Instructions for the task: All entries should be output exactly as they stand.

Working data:
........
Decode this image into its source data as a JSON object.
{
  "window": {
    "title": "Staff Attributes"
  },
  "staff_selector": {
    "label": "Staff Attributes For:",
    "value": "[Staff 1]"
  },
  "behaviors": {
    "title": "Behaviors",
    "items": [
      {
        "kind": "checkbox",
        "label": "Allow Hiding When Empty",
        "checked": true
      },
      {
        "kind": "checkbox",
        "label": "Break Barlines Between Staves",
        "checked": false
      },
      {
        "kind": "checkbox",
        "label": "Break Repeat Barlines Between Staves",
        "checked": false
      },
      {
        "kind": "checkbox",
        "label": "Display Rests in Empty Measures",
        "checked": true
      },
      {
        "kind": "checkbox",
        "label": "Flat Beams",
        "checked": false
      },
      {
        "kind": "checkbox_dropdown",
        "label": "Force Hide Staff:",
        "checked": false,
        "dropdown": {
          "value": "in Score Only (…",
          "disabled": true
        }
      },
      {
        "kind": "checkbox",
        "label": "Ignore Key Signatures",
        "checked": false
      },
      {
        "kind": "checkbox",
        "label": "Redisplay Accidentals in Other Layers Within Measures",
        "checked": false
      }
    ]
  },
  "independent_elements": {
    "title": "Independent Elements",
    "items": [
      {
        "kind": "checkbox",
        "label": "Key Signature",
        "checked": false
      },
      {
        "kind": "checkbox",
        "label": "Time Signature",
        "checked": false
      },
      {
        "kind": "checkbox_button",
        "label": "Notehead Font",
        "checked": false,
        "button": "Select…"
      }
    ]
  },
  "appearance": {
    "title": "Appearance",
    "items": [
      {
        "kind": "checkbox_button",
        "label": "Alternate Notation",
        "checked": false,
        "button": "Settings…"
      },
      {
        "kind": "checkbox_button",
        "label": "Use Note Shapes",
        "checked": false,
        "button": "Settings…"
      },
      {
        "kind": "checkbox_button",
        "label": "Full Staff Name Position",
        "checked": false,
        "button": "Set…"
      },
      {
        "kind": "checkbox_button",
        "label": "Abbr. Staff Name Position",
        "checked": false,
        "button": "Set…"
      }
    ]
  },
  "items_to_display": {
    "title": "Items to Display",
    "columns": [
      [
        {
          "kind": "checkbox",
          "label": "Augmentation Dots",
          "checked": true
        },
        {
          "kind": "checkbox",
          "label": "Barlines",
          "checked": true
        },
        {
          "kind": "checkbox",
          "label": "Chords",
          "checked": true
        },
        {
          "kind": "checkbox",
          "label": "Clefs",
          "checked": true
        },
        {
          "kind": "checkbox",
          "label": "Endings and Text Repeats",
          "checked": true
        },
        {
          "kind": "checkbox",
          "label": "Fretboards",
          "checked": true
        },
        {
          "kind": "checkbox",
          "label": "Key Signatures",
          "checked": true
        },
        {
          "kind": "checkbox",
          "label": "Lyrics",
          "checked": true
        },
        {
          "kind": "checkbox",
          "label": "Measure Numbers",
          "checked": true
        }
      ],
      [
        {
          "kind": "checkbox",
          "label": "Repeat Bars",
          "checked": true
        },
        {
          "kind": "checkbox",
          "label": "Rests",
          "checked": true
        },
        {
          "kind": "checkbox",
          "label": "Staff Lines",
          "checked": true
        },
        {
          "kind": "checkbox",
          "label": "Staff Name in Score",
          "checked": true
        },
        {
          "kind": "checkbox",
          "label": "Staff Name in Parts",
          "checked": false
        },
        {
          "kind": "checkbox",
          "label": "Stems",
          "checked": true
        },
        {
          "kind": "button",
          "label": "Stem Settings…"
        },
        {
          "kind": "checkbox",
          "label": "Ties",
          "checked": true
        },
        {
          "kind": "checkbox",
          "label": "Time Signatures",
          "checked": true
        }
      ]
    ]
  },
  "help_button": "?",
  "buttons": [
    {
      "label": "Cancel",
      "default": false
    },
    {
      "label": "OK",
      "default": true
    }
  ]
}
........
Expected answer:
Decode this image into its source data as a JSON object.
{
  "window": {
    "title": "Staff Attributes"
  },
  "staff_selector": {
    "label": "Staff Attributes For:",
    "value": "[Staff 1]"
  },
  "behaviors": {
    "title": "Behaviors",
    "items": [
      {
        "kind": "checkbox",
        "label": "Allow Hiding When Empty",
        "checked": true
      },
      {
        "kind": "checkbox",
        "label": "Break Barlines Between Staves",
        "checked": false
      },
      {
        "kind": "checkbox",
        "label": "Break Repeat Barlines Between Staves",
        "checked": false
      },
      {
        "kind": "checkbox",
        "label": "Display Rests in Empty Measures",
        "checked": true
      },
      {
        "kind": "checkbox",
        "label": "Flat Beams",
        "checked": false
      },
      {
        "kind": "checkbox_dropdown",
        "label": "Force Hide Staff:",
        "checked": false,
        "dropdown": {
          "value": "in Score Only (…",
          "disabled": true
        }
      },
      {
        "kind": "checkbox",
        "label": "Ignore Key Signatures",
        "checked": false
      },
      {
        "kind": "checkbox",
        "label": "Redisplay Accidentals in Other Layers Within Measures",
        "checked": false
      }
    ]
  },
  "independent_elements": {
    "title": "Independent Elements",
    "items": [
      {
        "kind": "checkbox",
        "label": "Key Signature",
        "checked": false
      },
      {
        "kind": "checkbox",
        "label": "Time Signature",
        "checked": false
      },
      {
        "kind": "checkbox_button",
        "label": "Notehead Font",
        "checked": false,
        "button": "Select…"
      }
    ]
  },
  "appearance": {
    "title": "Appearance",
    "items": [
      {
        "kind": "checkbox_button",
        "label": "Alternate Notation",
        "checked": false,
        "button": "Settings…"
      },
      {
        "kind": "checkbox_button",
        "label": "Use Note Shapes",
        "checked": false,
        "button": "Settings…"
      },
      {
        "kind": "checkbox_button",
        "label": "Full Staff Name Position",
        "checked": false,
        "button": "Set…"
      },
      {
        "kind": "checkbox_button",
        "label": "Abbr. Staff Name Position",
        "checked": false,
        "button": "Set…"
      }
    ]
  },
  "items_to_display": {
    "title": "Items to Display",
    "columns": [
      [
        {
          "kind": "checkbox",
          "label": "Augmentation Dots",
          "checked": true
        },
        {
          "kind": "checkbox",
          "label": "Barlines",
          "checked": true
        },
        {
          "kind": "checkbox",
          "label": "Chords",
          "checked": true
        },
        {
          "kind": "checkbox",
          "label": "Clefs",
          "checked": true
        },
        {
          "kind": "checkbox",
          "label": "Endings and Text Repeats",
          "checked": true
        },
        {
          "kind": "checkbox",
          "label": "Fretboards",
          "checked": true
        },
        {
          "kind": "checkbox",
          "label": "Key Signatures",
          "checked": true
        },
        {
          "kind": "checkbox",
          "label": "Lyrics",
          "checked": true
        },
        {
          "kind": "checkbox",
          "label": "Measure Numbers",
          "checked": true
        }
      ],
      [
        {
          "kind": "checkbox",
          "label": "Repeat Bars",
          "checked": true
        },
        {
          "kind": "checkbox",
          "label": "Rests",
          "checked": true
        },
        {
          "kind": "checkbox",
          "label": "Staff Lines",
          "checked": true
        },
        {
          "kind": "checkbox",
          "label": "Staff Name in Score",
          "checked": true
        },
        {
          "kind": "checkbox",
          "label": "Staff Name in Parts",
          "checked": false
        },
        {
          "kind": "checkbox",
          "label": "Stems",
          "checked": true
        },
        {
          "kind": "button",
          "label": "Stem Settings…"
        },
        {
          "kind": "checkbox",
          "label": "Ties",
          "checked": true
        },
        {
          "kind": "checkbox",
          "label": "Time Signatures",
          "checked": true
        }
      ]
    ]
  },
  "help_button": "?",
  "buttons": [
    {
      "label": "Cancel",
      "default": false
    },
    {
      "label": "OK",
      "default": true
    }
  ]
}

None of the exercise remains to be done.